* PROBLEM TO WORK ON *
The entries below are to be transcribed in full, without their images.

Figure data in JSON
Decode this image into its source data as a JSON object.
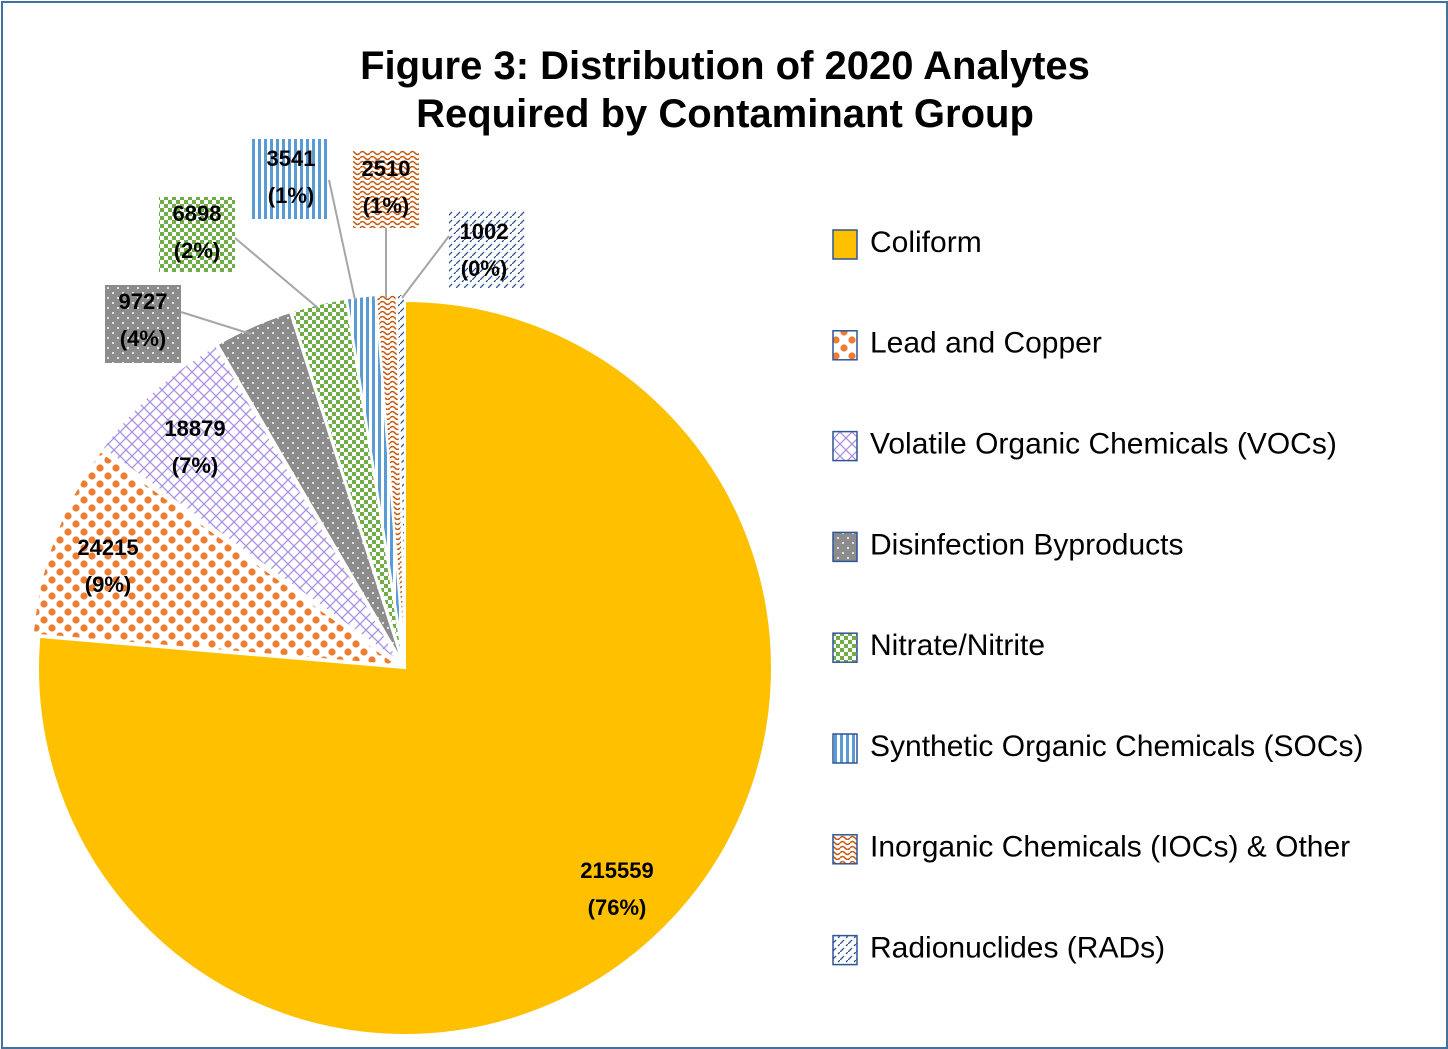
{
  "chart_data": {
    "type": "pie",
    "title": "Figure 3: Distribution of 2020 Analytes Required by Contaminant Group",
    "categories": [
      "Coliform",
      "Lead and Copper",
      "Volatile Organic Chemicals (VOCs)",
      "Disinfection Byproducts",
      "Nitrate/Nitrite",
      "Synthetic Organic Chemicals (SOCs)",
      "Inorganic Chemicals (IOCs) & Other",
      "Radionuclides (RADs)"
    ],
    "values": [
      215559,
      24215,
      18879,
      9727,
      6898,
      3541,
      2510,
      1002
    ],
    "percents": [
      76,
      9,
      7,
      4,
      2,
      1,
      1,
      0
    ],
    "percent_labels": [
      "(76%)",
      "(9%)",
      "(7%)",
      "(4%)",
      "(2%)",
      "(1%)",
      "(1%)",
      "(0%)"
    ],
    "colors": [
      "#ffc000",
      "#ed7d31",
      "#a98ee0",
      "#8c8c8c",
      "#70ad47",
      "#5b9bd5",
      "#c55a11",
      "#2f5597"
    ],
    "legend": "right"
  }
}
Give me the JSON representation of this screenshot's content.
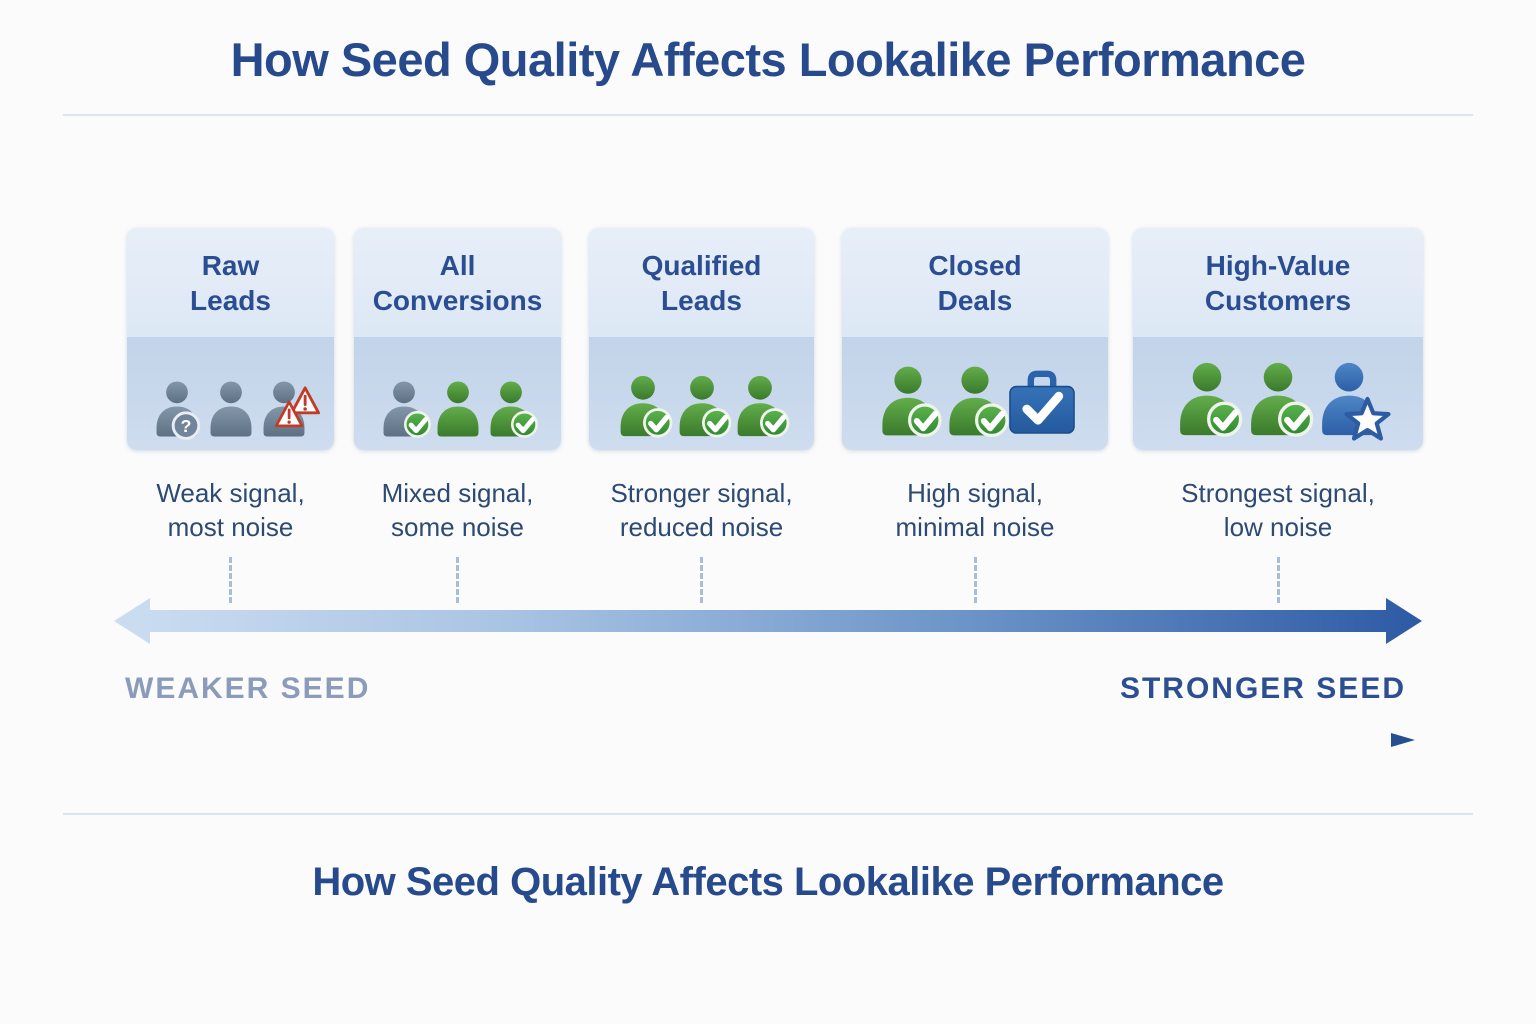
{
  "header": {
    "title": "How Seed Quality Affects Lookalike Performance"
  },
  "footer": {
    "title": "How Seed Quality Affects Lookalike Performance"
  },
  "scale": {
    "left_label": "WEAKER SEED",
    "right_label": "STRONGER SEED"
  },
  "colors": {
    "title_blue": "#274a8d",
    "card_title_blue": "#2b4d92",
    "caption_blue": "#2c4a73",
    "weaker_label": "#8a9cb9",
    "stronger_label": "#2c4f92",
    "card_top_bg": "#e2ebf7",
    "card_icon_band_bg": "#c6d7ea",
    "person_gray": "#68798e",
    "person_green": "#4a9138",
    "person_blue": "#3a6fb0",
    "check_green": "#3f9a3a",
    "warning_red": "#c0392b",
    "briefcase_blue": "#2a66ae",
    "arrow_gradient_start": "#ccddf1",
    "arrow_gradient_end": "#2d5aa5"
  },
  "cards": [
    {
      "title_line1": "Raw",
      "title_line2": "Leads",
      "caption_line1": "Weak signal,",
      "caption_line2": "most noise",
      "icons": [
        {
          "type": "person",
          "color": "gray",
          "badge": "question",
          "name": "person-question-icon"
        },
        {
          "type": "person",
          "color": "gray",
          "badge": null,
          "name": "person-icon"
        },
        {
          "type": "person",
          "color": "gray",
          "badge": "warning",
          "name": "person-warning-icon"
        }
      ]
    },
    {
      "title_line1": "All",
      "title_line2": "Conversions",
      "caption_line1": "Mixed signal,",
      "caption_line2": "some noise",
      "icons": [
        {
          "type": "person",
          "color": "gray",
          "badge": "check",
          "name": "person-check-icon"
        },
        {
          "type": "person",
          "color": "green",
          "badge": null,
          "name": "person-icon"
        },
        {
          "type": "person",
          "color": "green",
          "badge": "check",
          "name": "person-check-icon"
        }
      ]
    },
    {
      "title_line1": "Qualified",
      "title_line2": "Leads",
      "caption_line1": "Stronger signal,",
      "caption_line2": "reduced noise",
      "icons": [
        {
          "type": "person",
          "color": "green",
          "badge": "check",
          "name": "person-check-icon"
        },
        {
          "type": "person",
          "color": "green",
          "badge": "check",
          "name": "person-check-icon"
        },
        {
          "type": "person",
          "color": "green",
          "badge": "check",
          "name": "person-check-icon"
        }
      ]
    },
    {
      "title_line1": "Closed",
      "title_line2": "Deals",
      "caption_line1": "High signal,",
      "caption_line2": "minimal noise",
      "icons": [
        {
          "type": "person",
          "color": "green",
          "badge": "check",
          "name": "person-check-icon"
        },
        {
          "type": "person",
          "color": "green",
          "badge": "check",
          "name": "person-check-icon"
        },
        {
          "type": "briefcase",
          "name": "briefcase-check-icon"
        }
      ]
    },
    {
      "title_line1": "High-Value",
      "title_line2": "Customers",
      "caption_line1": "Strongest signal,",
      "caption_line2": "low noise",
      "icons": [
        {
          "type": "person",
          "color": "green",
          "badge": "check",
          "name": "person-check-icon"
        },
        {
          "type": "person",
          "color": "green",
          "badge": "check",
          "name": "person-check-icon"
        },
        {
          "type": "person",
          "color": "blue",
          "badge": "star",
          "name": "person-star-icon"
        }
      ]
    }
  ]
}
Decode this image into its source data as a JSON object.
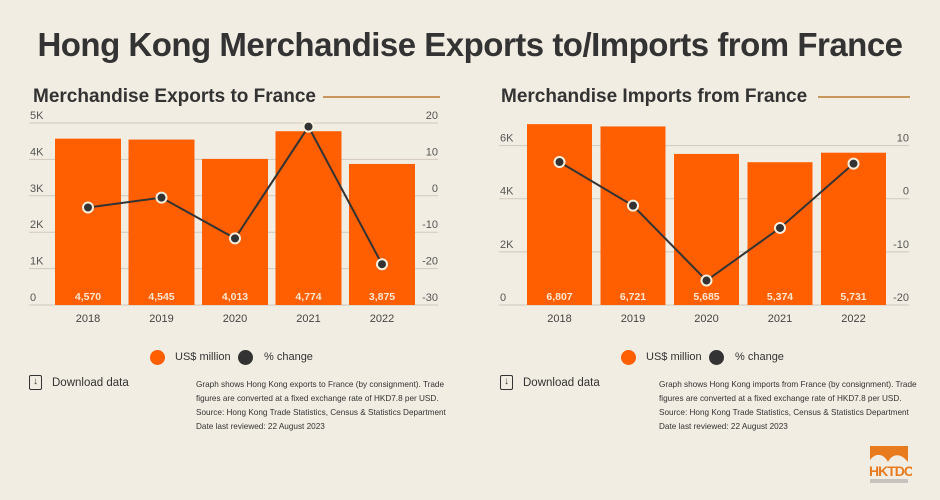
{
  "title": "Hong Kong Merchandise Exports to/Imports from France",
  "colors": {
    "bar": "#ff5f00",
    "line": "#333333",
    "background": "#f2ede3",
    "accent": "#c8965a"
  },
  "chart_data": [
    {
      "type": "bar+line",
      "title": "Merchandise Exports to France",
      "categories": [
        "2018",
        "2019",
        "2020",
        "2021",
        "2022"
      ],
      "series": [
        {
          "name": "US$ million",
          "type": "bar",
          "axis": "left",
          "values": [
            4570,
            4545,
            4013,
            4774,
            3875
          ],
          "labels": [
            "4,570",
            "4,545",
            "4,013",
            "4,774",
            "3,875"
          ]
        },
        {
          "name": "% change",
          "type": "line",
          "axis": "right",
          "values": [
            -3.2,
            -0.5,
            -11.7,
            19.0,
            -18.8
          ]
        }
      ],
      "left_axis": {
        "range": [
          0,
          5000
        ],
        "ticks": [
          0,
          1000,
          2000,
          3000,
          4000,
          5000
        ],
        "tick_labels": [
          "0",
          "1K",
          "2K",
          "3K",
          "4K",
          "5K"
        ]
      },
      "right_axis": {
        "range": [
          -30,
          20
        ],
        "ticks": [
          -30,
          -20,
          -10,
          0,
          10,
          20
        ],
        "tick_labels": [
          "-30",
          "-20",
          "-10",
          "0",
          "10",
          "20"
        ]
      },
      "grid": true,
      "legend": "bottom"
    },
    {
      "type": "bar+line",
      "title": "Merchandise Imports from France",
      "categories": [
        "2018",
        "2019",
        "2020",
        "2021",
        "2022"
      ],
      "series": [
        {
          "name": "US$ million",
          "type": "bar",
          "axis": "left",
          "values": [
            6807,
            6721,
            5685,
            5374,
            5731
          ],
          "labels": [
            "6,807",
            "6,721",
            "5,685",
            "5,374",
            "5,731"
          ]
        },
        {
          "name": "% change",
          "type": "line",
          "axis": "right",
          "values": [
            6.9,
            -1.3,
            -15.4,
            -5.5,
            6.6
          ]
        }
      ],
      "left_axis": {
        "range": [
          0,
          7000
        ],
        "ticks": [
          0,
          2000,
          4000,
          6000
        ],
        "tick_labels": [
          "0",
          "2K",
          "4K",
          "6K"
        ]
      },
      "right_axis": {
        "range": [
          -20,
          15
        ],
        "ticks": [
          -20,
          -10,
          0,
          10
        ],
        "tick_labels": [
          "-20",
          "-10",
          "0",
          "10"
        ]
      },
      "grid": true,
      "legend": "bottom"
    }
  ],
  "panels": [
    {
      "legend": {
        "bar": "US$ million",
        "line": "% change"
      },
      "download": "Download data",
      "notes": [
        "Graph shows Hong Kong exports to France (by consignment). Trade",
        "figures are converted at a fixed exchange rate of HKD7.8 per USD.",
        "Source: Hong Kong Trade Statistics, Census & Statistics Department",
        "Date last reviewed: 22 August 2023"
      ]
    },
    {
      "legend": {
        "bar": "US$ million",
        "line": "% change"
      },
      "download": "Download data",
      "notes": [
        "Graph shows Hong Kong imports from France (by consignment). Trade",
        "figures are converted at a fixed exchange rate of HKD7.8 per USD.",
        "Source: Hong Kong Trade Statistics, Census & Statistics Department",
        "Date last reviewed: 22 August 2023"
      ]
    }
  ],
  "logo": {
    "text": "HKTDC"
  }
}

* THE ANSWER *
Decode this image into its source data as a JSON object.
{
  "chart_data": {
    "type": "pie",
    "title": "Figure 3: Distribution of 2020 Analytes Required by Contaminant Group",
    "categories": [
      "Coliform",
      "Lead and Copper",
      "Volatile Organic Chemicals (VOCs)",
      "Disinfection Byproducts",
      "Nitrate/Nitrite",
      "Synthetic Organic Chemicals (SOCs)",
      "Inorganic Chemicals (IOCs) & Other",
      "Radionuclides (RADs)"
    ],
    "values": [
      215559,
      24215,
      18879,
      9727,
      6898,
      3541,
      2510,
      1002
    ],
    "percents": [
      76,
      9,
      7,
      4,
      2,
      1,
      1,
      0
    ],
    "percent_labels": [
      "(76%)",
      "(9%)",
      "(7%)",
      "(4%)",
      "(2%)",
      "(1%)",
      "(1%)",
      "(0%)"
    ],
    "colors": [
      "#ffc000",
      "#ed7d31",
      "#a98ee0",
      "#8c8c8c",
      "#70ad47",
      "#5b9bd5",
      "#c55a11",
      "#2f5597"
    ],
    "legend": "right"
  }
}
Give me the JSON representation of this screenshot's content.
{
  "header": {
    "title": "How Seed Quality Affects Lookalike Performance"
  },
  "footer": {
    "title": "How Seed Quality Affects Lookalike Performance"
  },
  "scale": {
    "left_label": "WEAKER SEED",
    "right_label": "STRONGER SEED"
  },
  "colors": {
    "title_blue": "#274a8d",
    "card_title_blue": "#2b4d92",
    "caption_blue": "#2c4a73",
    "weaker_label": "#8a9cb9",
    "stronger_label": "#2c4f92",
    "card_top_bg": "#e2ebf7",
    "card_icon_band_bg": "#c6d7ea",
    "person_gray": "#68798e",
    "person_green": "#4a9138",
    "person_blue": "#3a6fb0",
    "check_green": "#3f9a3a",
    "warning_red": "#c0392b",
    "briefcase_blue": "#2a66ae",
    "arrow_gradient_start": "#ccddf1",
    "arrow_gradient_end": "#2d5aa5"
  },
  "cards": [
    {
      "title_line1": "Raw",
      "title_line2": "Leads",
      "caption_line1": "Weak signal,",
      "caption_line2": "most noise",
      "icons": [
        {
          "type": "person",
          "color": "gray",
          "badge": "question",
          "name": "person-question-icon"
        },
        {
          "type": "person",
          "color": "gray",
          "badge": null,
          "name": "person-icon"
        },
        {
          "type": "person",
          "color": "gray",
          "badge": "warning",
          "name": "person-warning-icon"
        }
      ]
    },
    {
      "title_line1": "All",
      "title_line2": "Conversions",
      "caption_line1": "Mixed signal,",
      "caption_line2": "some noise",
      "icons": [
        {
          "type": "person",
          "color": "gray",
          "badge": "check",
          "name": "person-check-icon"
        },
        {
          "type": "person",
          "color": "green",
          "badge": null,
          "name": "person-icon"
        },
        {
          "type": "person",
          "color": "green",
          "badge": "check",
          "name": "person-check-icon"
        }
      ]
    },
    {
      "title_line1": "Qualified",
      "title_line2": "Leads",
      "caption_line1": "Stronger signal,",
      "caption_line2": "reduced noise",
      "icons": [
        {
          "type": "person",
          "color": "green",
          "badge": "check",
          "name": "person-check-icon"
        },
        {
          "type": "person",
          "color": "green",
          "badge": "check",
          "name": "person-check-icon"
        },
        {
          "type": "person",
          "color": "green",
          "badge": "check",
          "name": "person-check-icon"
        }
      ]
    },
    {
      "title_line1": "Closed",
      "title_line2": "Deals",
      "caption_line1": "High signal,",
      "caption_line2": "minimal noise",
      "icons": [
        {
          "type": "person",
          "color": "green",
          "badge": "check",
          "name": "person-check-icon"
        },
        {
          "type": "person",
          "color": "green",
          "badge": "check",
          "name": "person-check-icon"
        },
        {
          "type": "briefcase",
          "name": "briefcase-check-icon"
        }
      ]
    },
    {
      "title_line1": "High-Value",
      "title_line2": "Customers",
      "caption_line1": "Strongest signal,",
      "caption_line2": "low noise",
      "icons": [
        {
          "type": "person",
          "color": "green",
          "badge": "check",
          "name": "person-check-icon"
        },
        {
          "type": "person",
          "color": "green",
          "badge": "check",
          "name": "person-check-icon"
        },
        {
          "type": "person",
          "color": "blue",
          "badge": "star",
          "name": "person-star-icon"
        }
      ]
    }
  ]
}
Decode this image into its source data as a JSON object.
{
  "title": "Hong Kong Merchandise Exports to/Imports from France",
  "colors": {
    "bar": "#ff5f00",
    "line": "#333333",
    "background": "#f2ede3",
    "accent": "#c8965a"
  },
  "chart_data": [
    {
      "type": "bar+line",
      "title": "Merchandise Exports to France",
      "categories": [
        "2018",
        "2019",
        "2020",
        "2021",
        "2022"
      ],
      "series": [
        {
          "name": "US$ million",
          "type": "bar",
          "axis": "left",
          "values": [
            4570,
            4545,
            4013,
            4774,
            3875
          ],
          "labels": [
            "4,570",
            "4,545",
            "4,013",
            "4,774",
            "3,875"
          ]
        },
        {
          "name": "% change",
          "type": "line",
          "axis": "right",
          "values": [
            -3.2,
            -0.5,
            -11.7,
            19.0,
            -18.8
          ]
        }
      ],
      "left_axis": {
        "range": [
          0,
          5000
        ],
        "ticks": [
          0,
          1000,
          2000,
          3000,
          4000,
          5000
        ],
        "tick_labels": [
          "0",
          "1K",
          "2K",
          "3K",
          "4K",
          "5K"
        ]
      },
      "right_axis": {
        "range": [
          -30,
          20
        ],
        "ticks": [
          -30,
          -20,
          -10,
          0,
          10,
          20
        ],
        "tick_labels": [
          "-30",
          "-20",
          "-10",
          "0",
          "10",
          "20"
        ]
      },
      "grid": true,
      "legend": "bottom"
    },
    {
      "type": "bar+line",
      "title": "Merchandise Imports from France",
      "categories": [
        "2018",
        "2019",
        "2020",
        "2021",
        "2022"
      ],
      "series": [
        {
          "name": "US$ million",
          "type": "bar",
          "axis": "left",
          "values": [
            6807,
            6721,
            5685,
            5374,
            5731
          ],
          "labels": [
            "6,807",
            "6,721",
            "5,685",
            "5,374",
            "5,731"
          ]
        },
        {
          "name": "% change",
          "type": "line",
          "axis": "right",
          "values": [
            6.9,
            -1.3,
            -15.4,
            -5.5,
            6.6
          ]
        }
      ],
      "left_axis": {
        "range": [
          0,
          7000
        ],
        "ticks": [
          0,
          2000,
          4000,
          6000
        ],
        "tick_labels": [
          "0",
          "2K",
          "4K",
          "6K"
        ]
      },
      "right_axis": {
        "range": [
          -20,
          15
        ],
        "ticks": [
          -20,
          -10,
          0,
          10
        ],
        "tick_labels": [
          "-20",
          "-10",
          "0",
          "10"
        ]
      },
      "grid": true,
      "legend": "bottom"
    }
  ],
  "panels": [
    {
      "legend": {
        "bar": "US$ million",
        "line": "% change"
      },
      "download": "Download data",
      "notes": [
        "Graph shows Hong Kong exports to France (by consignment). Trade",
        "figures are converted at a fixed exchange rate of HKD7.8 per USD.",
        "Source: Hong Kong Trade Statistics, Census & Statistics Department",
        "Date last reviewed: 22 August 2023"
      ]
    },
    {
      "legend": {
        "bar": "US$ million",
        "line": "% change"
      },
      "download": "Download data",
      "notes": [
        "Graph shows Hong Kong imports from France (by consignment). Trade",
        "figures are converted at a fixed exchange rate of HKD7.8 per USD.",
        "Source: Hong Kong Trade Statistics, Census & Statistics Department",
        "Date last reviewed: 22 August 2023"
      ]
    }
  ],
  "logo": {
    "text": "HKTDC"
  }
}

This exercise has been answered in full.